>> BEGIN EXTRACTED MATERIAL

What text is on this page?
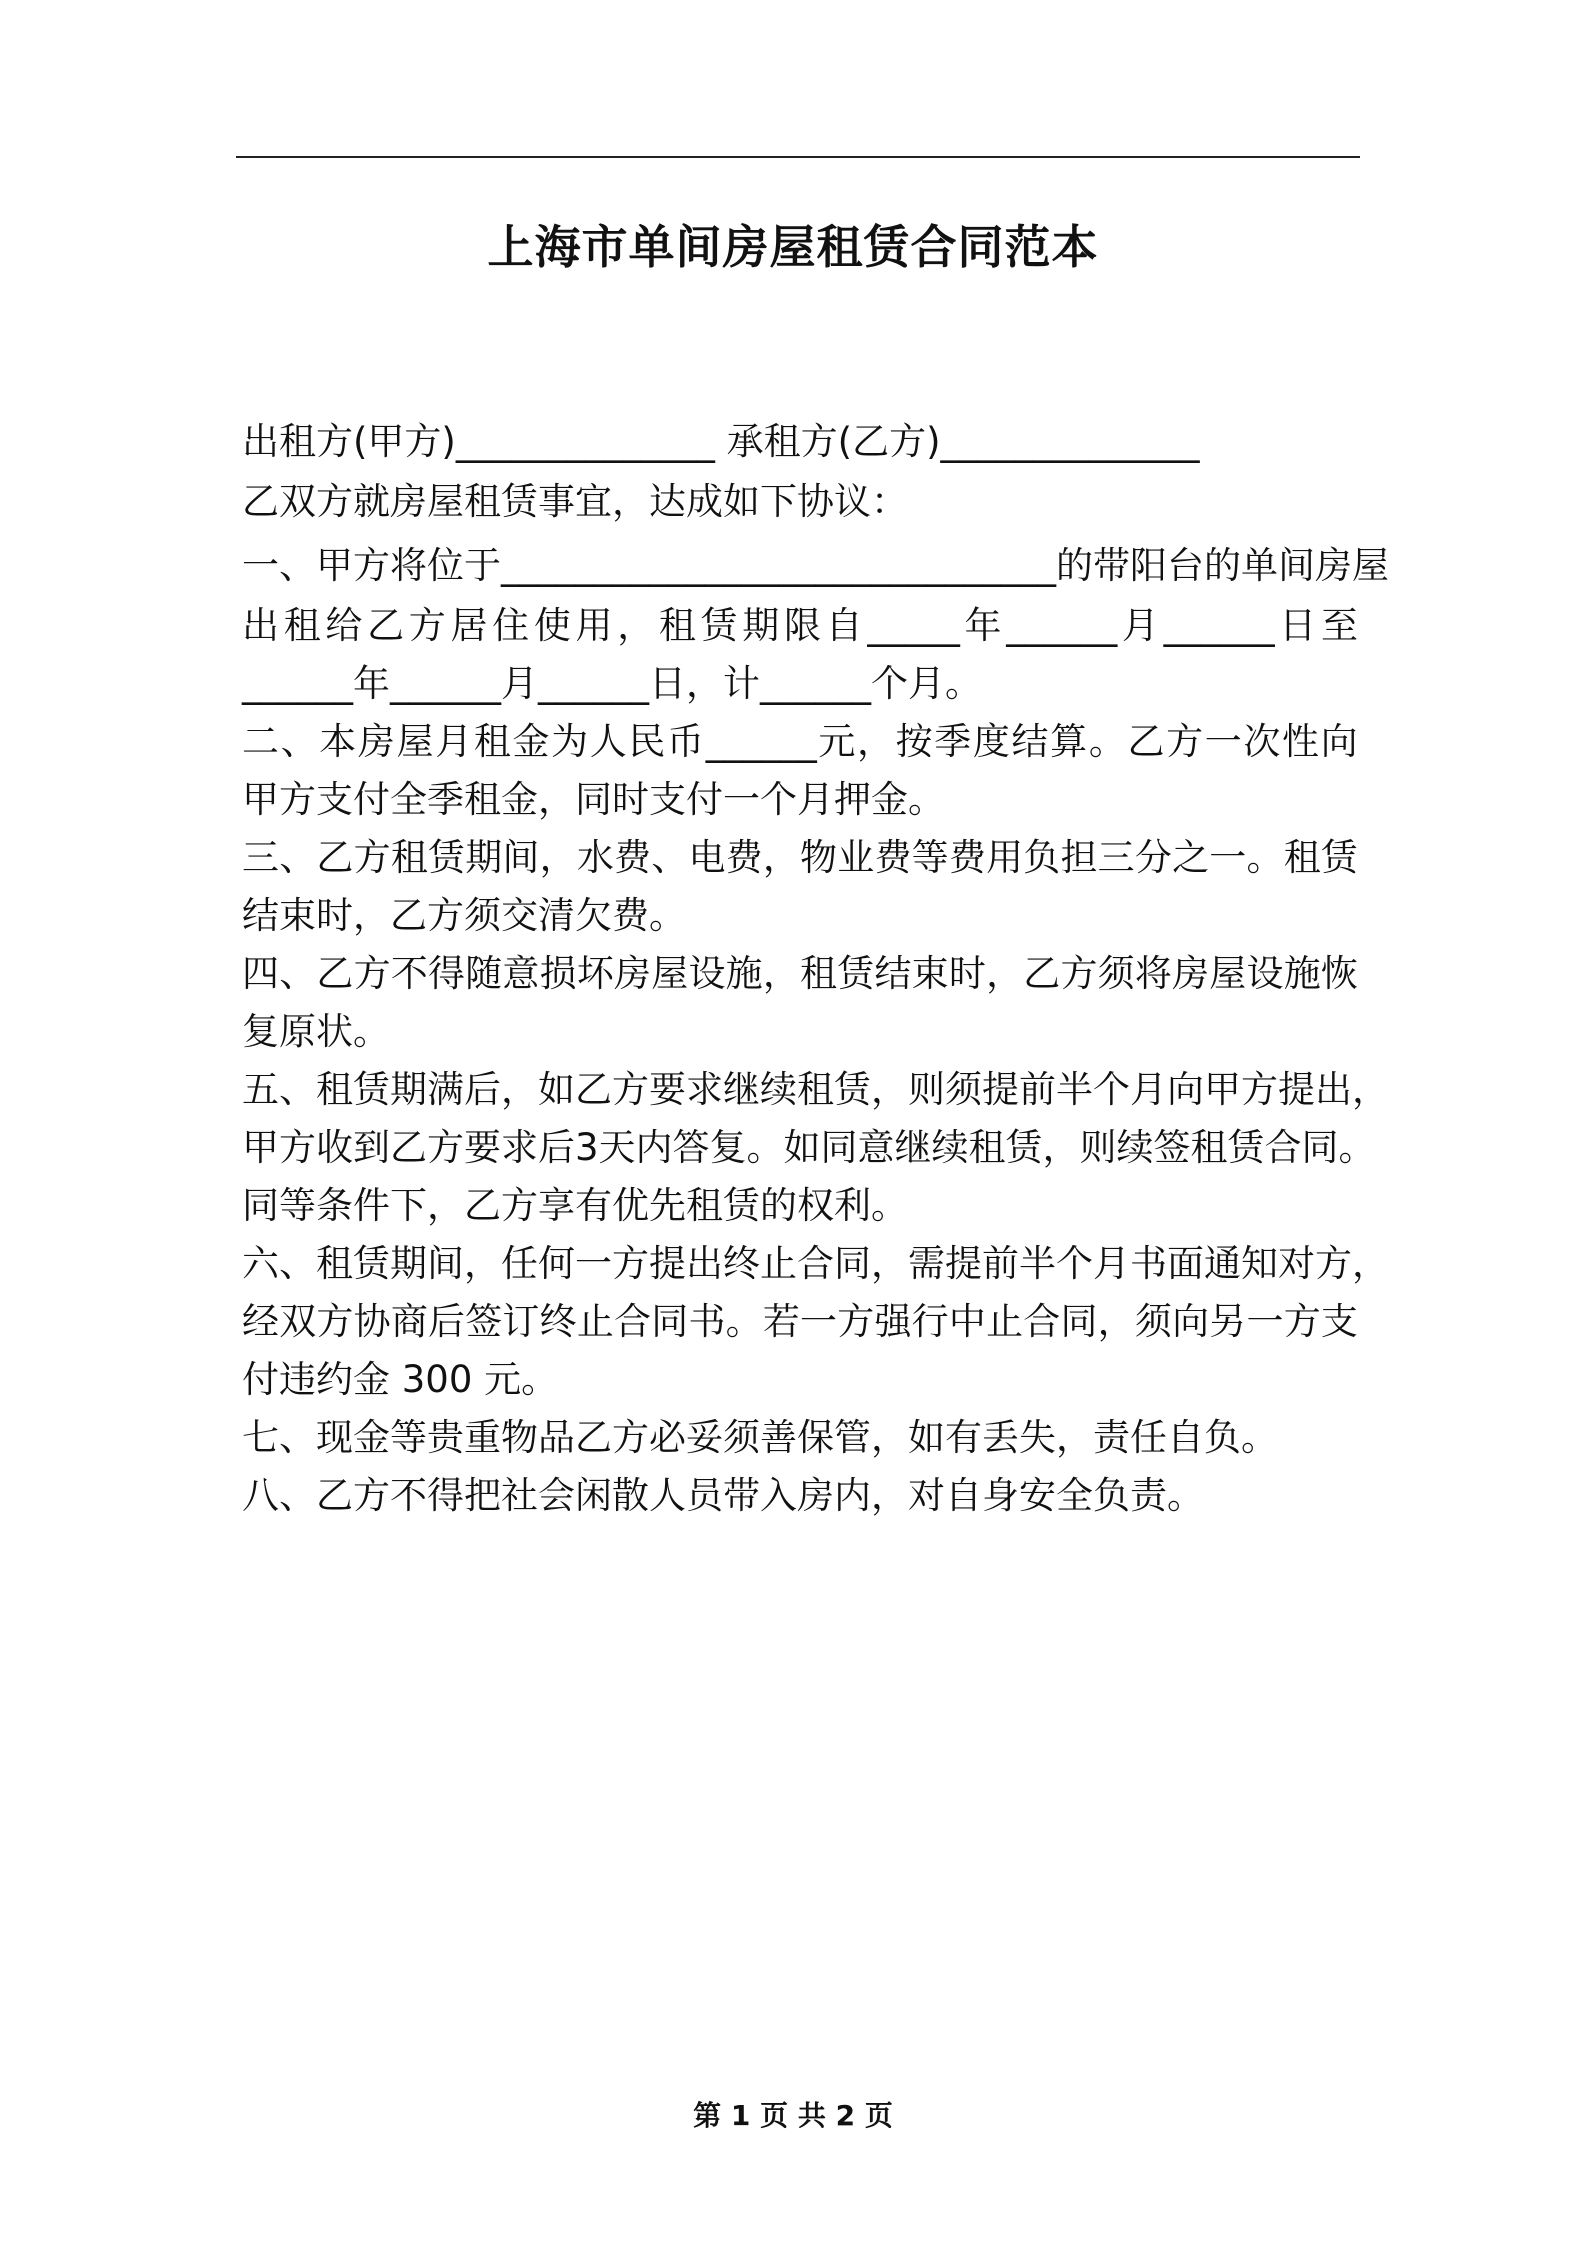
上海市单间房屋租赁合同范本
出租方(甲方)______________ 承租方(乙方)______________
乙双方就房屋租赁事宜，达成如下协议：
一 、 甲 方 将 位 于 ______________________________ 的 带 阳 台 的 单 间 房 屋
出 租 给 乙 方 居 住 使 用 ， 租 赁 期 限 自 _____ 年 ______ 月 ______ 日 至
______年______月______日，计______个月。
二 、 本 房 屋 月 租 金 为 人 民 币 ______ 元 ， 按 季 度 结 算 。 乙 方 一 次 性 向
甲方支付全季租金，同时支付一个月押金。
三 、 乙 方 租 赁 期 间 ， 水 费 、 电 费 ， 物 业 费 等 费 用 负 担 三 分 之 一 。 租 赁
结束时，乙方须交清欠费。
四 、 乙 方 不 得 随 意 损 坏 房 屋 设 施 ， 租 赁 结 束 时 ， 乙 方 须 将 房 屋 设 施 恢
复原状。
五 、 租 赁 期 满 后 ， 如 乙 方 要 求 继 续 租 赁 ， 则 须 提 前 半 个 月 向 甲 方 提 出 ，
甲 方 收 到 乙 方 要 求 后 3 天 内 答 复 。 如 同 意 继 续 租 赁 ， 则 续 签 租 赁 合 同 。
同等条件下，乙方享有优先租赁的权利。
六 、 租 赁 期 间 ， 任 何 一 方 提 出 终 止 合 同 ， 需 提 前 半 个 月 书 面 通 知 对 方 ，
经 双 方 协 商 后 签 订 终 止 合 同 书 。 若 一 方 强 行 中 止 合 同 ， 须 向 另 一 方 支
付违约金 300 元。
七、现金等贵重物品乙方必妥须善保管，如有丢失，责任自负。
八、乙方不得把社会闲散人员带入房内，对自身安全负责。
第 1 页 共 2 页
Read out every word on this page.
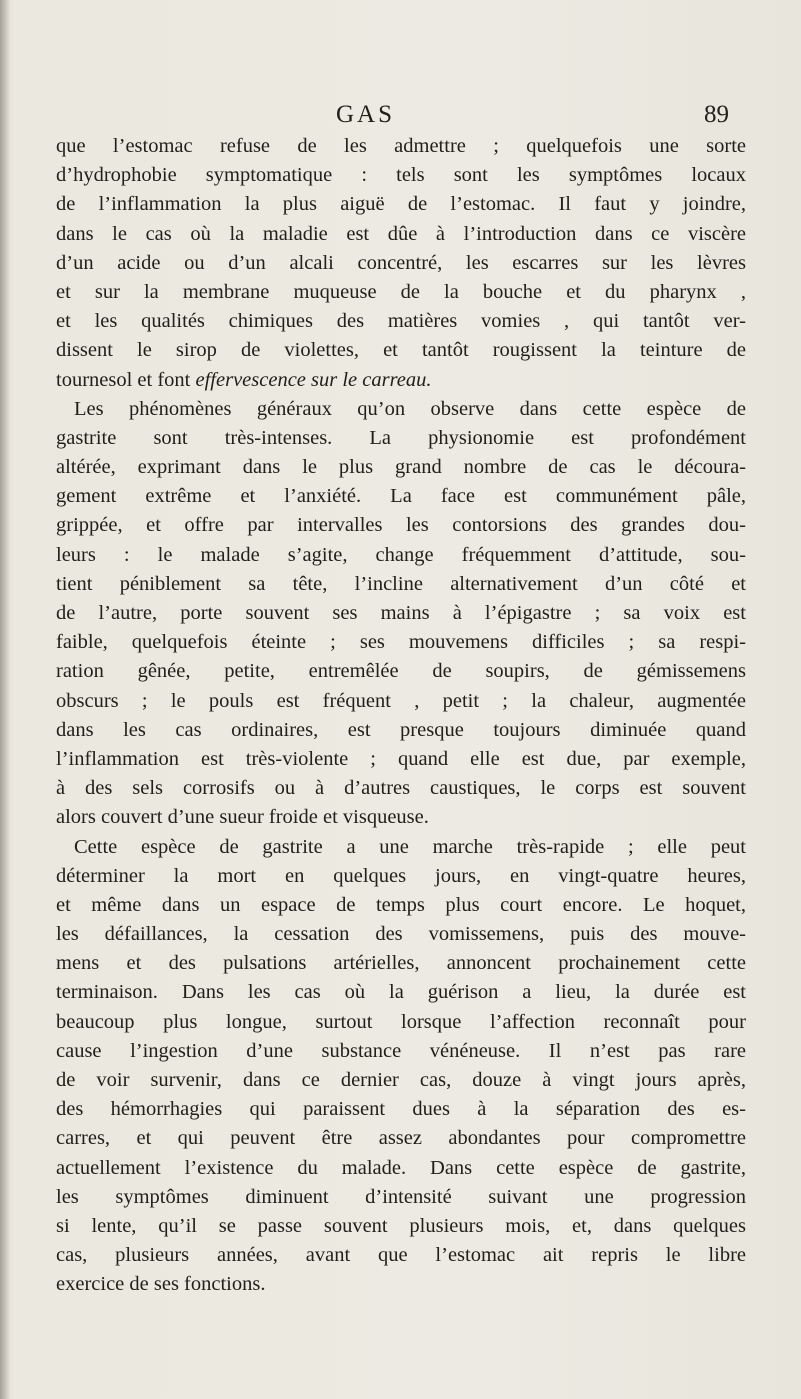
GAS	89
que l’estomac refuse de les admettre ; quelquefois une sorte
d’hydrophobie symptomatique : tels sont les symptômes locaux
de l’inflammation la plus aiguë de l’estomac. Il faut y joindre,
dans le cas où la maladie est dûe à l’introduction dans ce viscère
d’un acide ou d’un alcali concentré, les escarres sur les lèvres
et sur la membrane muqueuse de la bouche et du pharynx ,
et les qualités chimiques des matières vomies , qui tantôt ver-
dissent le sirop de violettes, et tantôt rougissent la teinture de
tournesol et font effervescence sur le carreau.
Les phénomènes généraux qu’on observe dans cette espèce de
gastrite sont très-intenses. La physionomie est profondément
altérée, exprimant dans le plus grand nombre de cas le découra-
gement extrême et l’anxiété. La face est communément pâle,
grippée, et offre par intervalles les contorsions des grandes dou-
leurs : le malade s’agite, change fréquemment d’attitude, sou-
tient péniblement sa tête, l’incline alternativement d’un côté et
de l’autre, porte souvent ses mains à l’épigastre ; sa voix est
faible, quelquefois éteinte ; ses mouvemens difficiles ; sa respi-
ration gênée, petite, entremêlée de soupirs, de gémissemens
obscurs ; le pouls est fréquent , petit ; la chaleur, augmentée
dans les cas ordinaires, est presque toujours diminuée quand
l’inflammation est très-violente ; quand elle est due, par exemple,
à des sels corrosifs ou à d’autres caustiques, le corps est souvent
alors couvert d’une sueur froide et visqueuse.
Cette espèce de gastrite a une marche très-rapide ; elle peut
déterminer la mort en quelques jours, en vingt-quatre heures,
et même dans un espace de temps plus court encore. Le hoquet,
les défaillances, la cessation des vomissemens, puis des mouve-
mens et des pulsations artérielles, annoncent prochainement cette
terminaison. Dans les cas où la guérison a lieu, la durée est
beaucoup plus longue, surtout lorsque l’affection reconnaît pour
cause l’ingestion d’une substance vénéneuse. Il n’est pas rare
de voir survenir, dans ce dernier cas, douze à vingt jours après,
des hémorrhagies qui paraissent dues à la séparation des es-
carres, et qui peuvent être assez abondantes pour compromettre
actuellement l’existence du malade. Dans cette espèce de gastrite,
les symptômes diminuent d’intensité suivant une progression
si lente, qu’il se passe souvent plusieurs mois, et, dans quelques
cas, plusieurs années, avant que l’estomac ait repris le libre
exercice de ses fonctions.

>> END EXTRACTED MATERIAL

* **INSTRUCTION**
The records above are to be reproduced exactly; the pictures are to be left out.

* **ANSWER TO THE EXERCISE**
What text is on this page?
上海市单间房屋租赁合同范本
出租方(甲方)______________ 承租方(乙方)______________
乙双方就房屋租赁事宜，达成如下协议：
一 、 甲 方 将 位 于 ______________________________ 的 带 阳 台 的 单 间 房 屋
出 租 给 乙 方 居 住 使 用 ， 租 赁 期 限 自 _____ 年 ______ 月 ______ 日 至
______年______月______日，计______个月。
二 、 本 房 屋 月 租 金 为 人 民 币 ______ 元 ， 按 季 度 结 算 。 乙 方 一 次 性 向
甲方支付全季租金，同时支付一个月押金。
三 、 乙 方 租 赁 期 间 ， 水 费 、 电 费 ， 物 业 费 等 费 用 负 担 三 分 之 一 。 租 赁
结束时，乙方须交清欠费。
四 、 乙 方 不 得 随 意 损 坏 房 屋 设 施 ， 租 赁 结 束 时 ， 乙 方 须 将 房 屋 设 施 恢
复原状。
五 、 租 赁 期 满 后 ， 如 乙 方 要 求 继 续 租 赁 ， 则 须 提 前 半 个 月 向 甲 方 提 出 ，
甲 方 收 到 乙 方 要 求 后 3 天 内 答 复 。 如 同 意 继 续 租 赁 ， 则 续 签 租 赁 合 同 。
同等条件下，乙方享有优先租赁的权利。
六 、 租 赁 期 间 ， 任 何 一 方 提 出 终 止 合 同 ， 需 提 前 半 个 月 书 面 通 知 对 方 ，
经 双 方 协 商 后 签 订 终 止 合 同 书 。 若 一 方 强 行 中 止 合 同 ， 须 向 另 一 方 支
付违约金 300 元。
七、现金等贵重物品乙方必妥须善保管，如有丢失，责任自负。
八、乙方不得把社会闲散人员带入房内，对自身安全负责。
第 1 页 共 2 页
Read out every word on this page.
GAS	89
que l’estomac refuse de les admettre ; quelquefois une sorte
d’hydrophobie symptomatique : tels sont les symptômes locaux
de l’inflammation la plus aiguë de l’estomac. Il faut y joindre,
dans le cas où la maladie est dûe à l’introduction dans ce viscère
d’un acide ou d’un alcali concentré, les escarres sur les lèvres
et sur la membrane muqueuse de la bouche et du pharynx ,
et les qualités chimiques des matières vomies , qui tantôt ver-
dissent le sirop de violettes, et tantôt rougissent la teinture de
tournesol et font effervescence sur le carreau.
Les phénomènes généraux qu’on observe dans cette espèce de
gastrite sont très-intenses. La physionomie est profondément
altérée, exprimant dans le plus grand nombre de cas le découra-
gement extrême et l’anxiété. La face est communément pâle,
grippée, et offre par intervalles les contorsions des grandes dou-
leurs : le malade s’agite, change fréquemment d’attitude, sou-
tient péniblement sa tête, l’incline alternativement d’un côté et
de l’autre, porte souvent ses mains à l’épigastre ; sa voix est
faible, quelquefois éteinte ; ses mouvemens difficiles ; sa respi-
ration gênée, petite, entremêlée de soupirs, de gémissemens
obscurs ; le pouls est fréquent , petit ; la chaleur, augmentée
dans les cas ordinaires, est presque toujours diminuée quand
l’inflammation est très-violente ; quand elle est due, par exemple,
à des sels corrosifs ou à d’autres caustiques, le corps est souvent
alors couvert d’une sueur froide et visqueuse.
Cette espèce de gastrite a une marche très-rapide ; elle peut
déterminer la mort en quelques jours, en vingt-quatre heures,
et même dans un espace de temps plus court encore. Le hoquet,
les défaillances, la cessation des vomissemens, puis des mouve-
mens et des pulsations artérielles, annoncent prochainement cette
terminaison. Dans les cas où la guérison a lieu, la durée est
beaucoup plus longue, surtout lorsque l’affection reconnaît pour
cause l’ingestion d’une substance vénéneuse. Il n’est pas rare
de voir survenir, dans ce dernier cas, douze à vingt jours après,
des hémorrhagies qui paraissent dues à la séparation des es-
carres, et qui peuvent être assez abondantes pour compromettre
actuellement l’existence du malade. Dans cette espèce de gastrite,
les symptômes diminuent d’intensité suivant une progression
si lente, qu’il se passe souvent plusieurs mois, et, dans quelques
cas, plusieurs années, avant que l’estomac ait repris le libre
exercice de ses fonctions.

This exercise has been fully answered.